● Work to do: The records that follow are to be repeated exactly, with the pictures removed.

======== Provided information ========

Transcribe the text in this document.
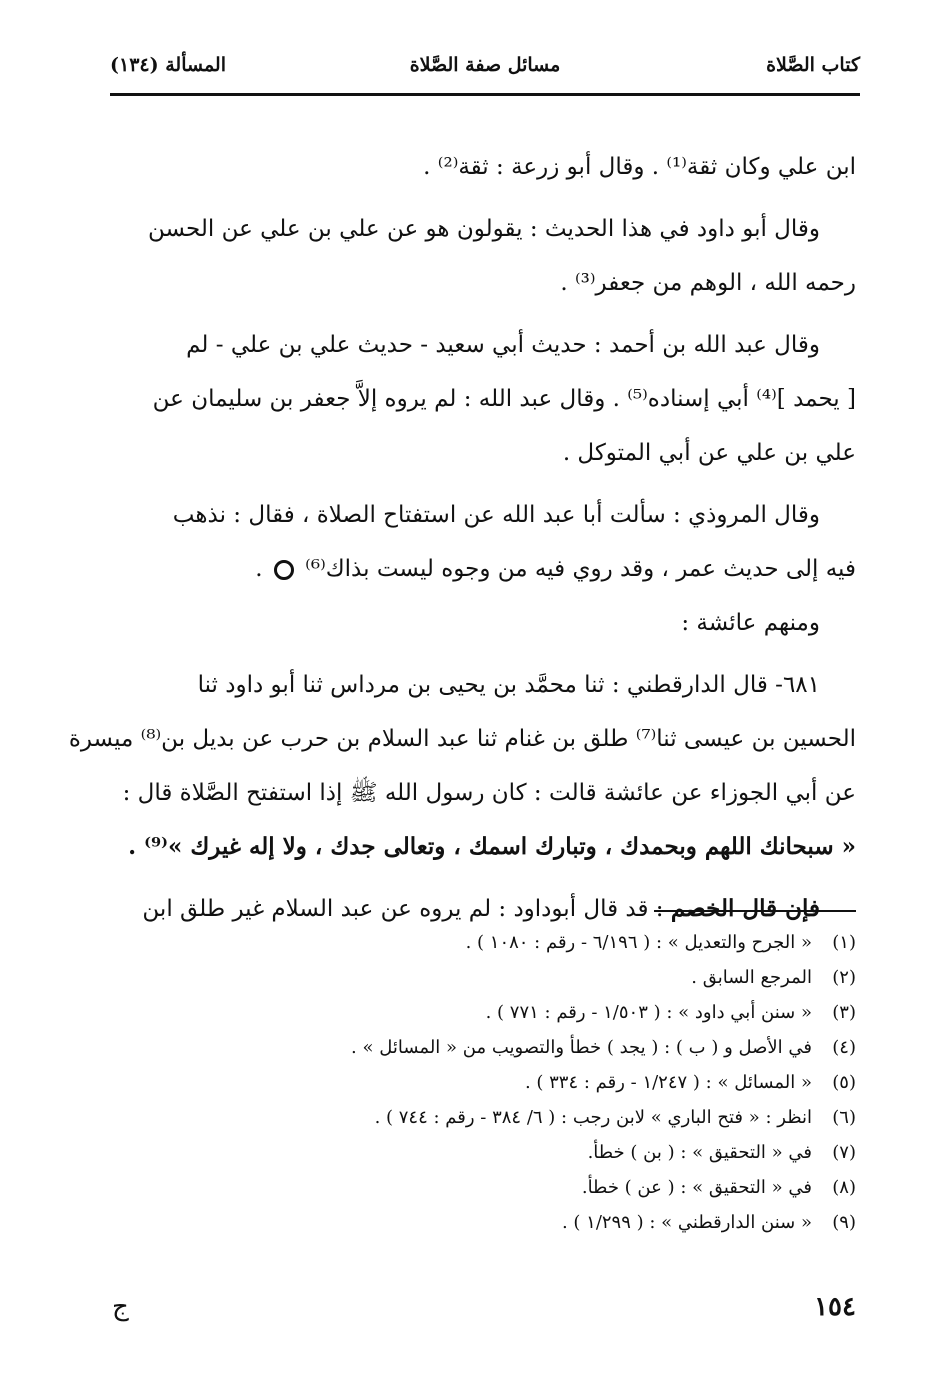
كتاب الصَّلاة
مسائل صفة الصَّلاة
المسألة (١٣٤)

ابن علي وكان ثقة⁽¹⁾ . وقال أبو زرعة : ثقة⁽²⁾ .

وقال أبو داود في هذا الحديث : يقولون هو عن علي بن علي عن الحسن
رحمه الله ، الوهم من جعفر⁽³⁾ .

وقال عبد الله بن أحمد : حديث أبي سعيد - حديث علي بن علي - لم
[ يحمد ]⁽⁴⁾ أبي إسناده⁽⁵⁾ . وقال عبد الله : لم يروه إلاَّ جعفر بن سليمان عن
علي بن علي عن أبي المتوكل .

وقال المروذي : سألت أبا عبد الله عن استفتاح الصلاة ، فقال : نذهب
فيه إلى حديث عمر ، وقد روي فيه من وجوه ليست بذاك⁽⁶⁾  .
ومنهم عائشة :

٦٨١- قال الدارقطني : ثنا محمَّد بن يحيى بن مرداس ثنا أبو داود ثنا
الحسين بن عيسى ثنا⁽⁷⁾ طلق بن غنام ثنا عبد السلام بن حرب عن بديل بن⁽⁸⁾ ميسرة
عن أبي الجوزاء عن عائشة قالت : كان رسول الله ﷺ إذا استفتح الصَّلاة قال :
« سبحانك اللهم وبحمدك ، وتبارك اسمك ، وتعالى جدك ، ولا إله غيرك »⁽⁹⁾ .

فإن قال الخصم : قد قال أبوداود : لم يروه عن عبد السلام غير طلق ابن

(١)« الجرح والتعديل » : ( ٦/١٩٦ - رقم : ١٠٨٠ ) .
(٢)المرجع السابق .
(٣)« سنن أبي داود » : ( ١/٥٠٣ - رقم : ٧٧١ ) .
(٤)في الأصل و ( ب ) : ( يجد ) خطأ والتصويب من « المسائل » .
(٥)« المسائل » : ( ١/٢٤٧ - رقم : ٣٣٤ ) .
(٦)انظر : « فتح الباري » لابن رجب : ( ٦/ ٣٨٤ - رقم : ٧٤٤ ) .
(٧)في « التحقيق » : ( بن ) خطأ.
(٨)في « التحقيق » : ( عن ) خطأ.
(٩)« سنن الدارقطني » : ( ١/٢٩٩ ) .
١٥٤
ج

========

● Exercise solution:
Transcribe the text in this document.
كتاب الصَّلاة
مسائل صفة الصَّلاة
المسألة (١٣٤)

ابن علي وكان ثقة⁽¹⁾ . وقال أبو زرعة : ثقة⁽²⁾ .

وقال أبو داود في هذا الحديث : يقولون هو عن علي بن علي عن الحسن
رحمه الله ، الوهم من جعفر⁽³⁾ .

وقال عبد الله بن أحمد : حديث أبي سعيد - حديث علي بن علي - لم
[ يحمد ]⁽⁴⁾ أبي إسناده⁽⁵⁾ . وقال عبد الله : لم يروه إلاَّ جعفر بن سليمان عن
علي بن علي عن أبي المتوكل .

وقال المروذي : سألت أبا عبد الله عن استفتاح الصلاة ، فقال : نذهب
فيه إلى حديث عمر ، وقد روي فيه من وجوه ليست بذاك⁽⁶⁾  .
ومنهم عائشة :

٦٨١- قال الدارقطني : ثنا محمَّد بن يحيى بن مرداس ثنا أبو داود ثنا
الحسين بن عيسى ثنا⁽⁷⁾ طلق بن غنام ثنا عبد السلام بن حرب عن بديل بن⁽⁸⁾ ميسرة
عن أبي الجوزاء عن عائشة قالت : كان رسول الله ﷺ إذا استفتح الصَّلاة قال :
« سبحانك اللهم وبحمدك ، وتبارك اسمك ، وتعالى جدك ، ولا إله غيرك »⁽⁹⁾ .

فإن قال الخصم : قد قال أبوداود : لم يروه عن عبد السلام غير طلق ابن

(١)« الجرح والتعديل » : ( ٦/١٩٦ - رقم : ١٠٨٠ ) .
(٢)المرجع السابق .
(٣)« سنن أبي داود » : ( ١/٥٠٣ - رقم : ٧٧١ ) .
(٤)في الأصل و ( ب ) : ( يجد ) خطأ والتصويب من « المسائل » .
(٥)« المسائل » : ( ١/٢٤٧ - رقم : ٣٣٤ ) .
(٦)انظر : « فتح الباري » لابن رجب : ( ٦/ ٣٨٤ - رقم : ٧٤٤ ) .
(٧)في « التحقيق » : ( بن ) خطأ.
(٨)في « التحقيق » : ( عن ) خطأ.
(٩)« سنن الدارقطني » : ( ١/٢٩٩ ) .
١٥٤
ج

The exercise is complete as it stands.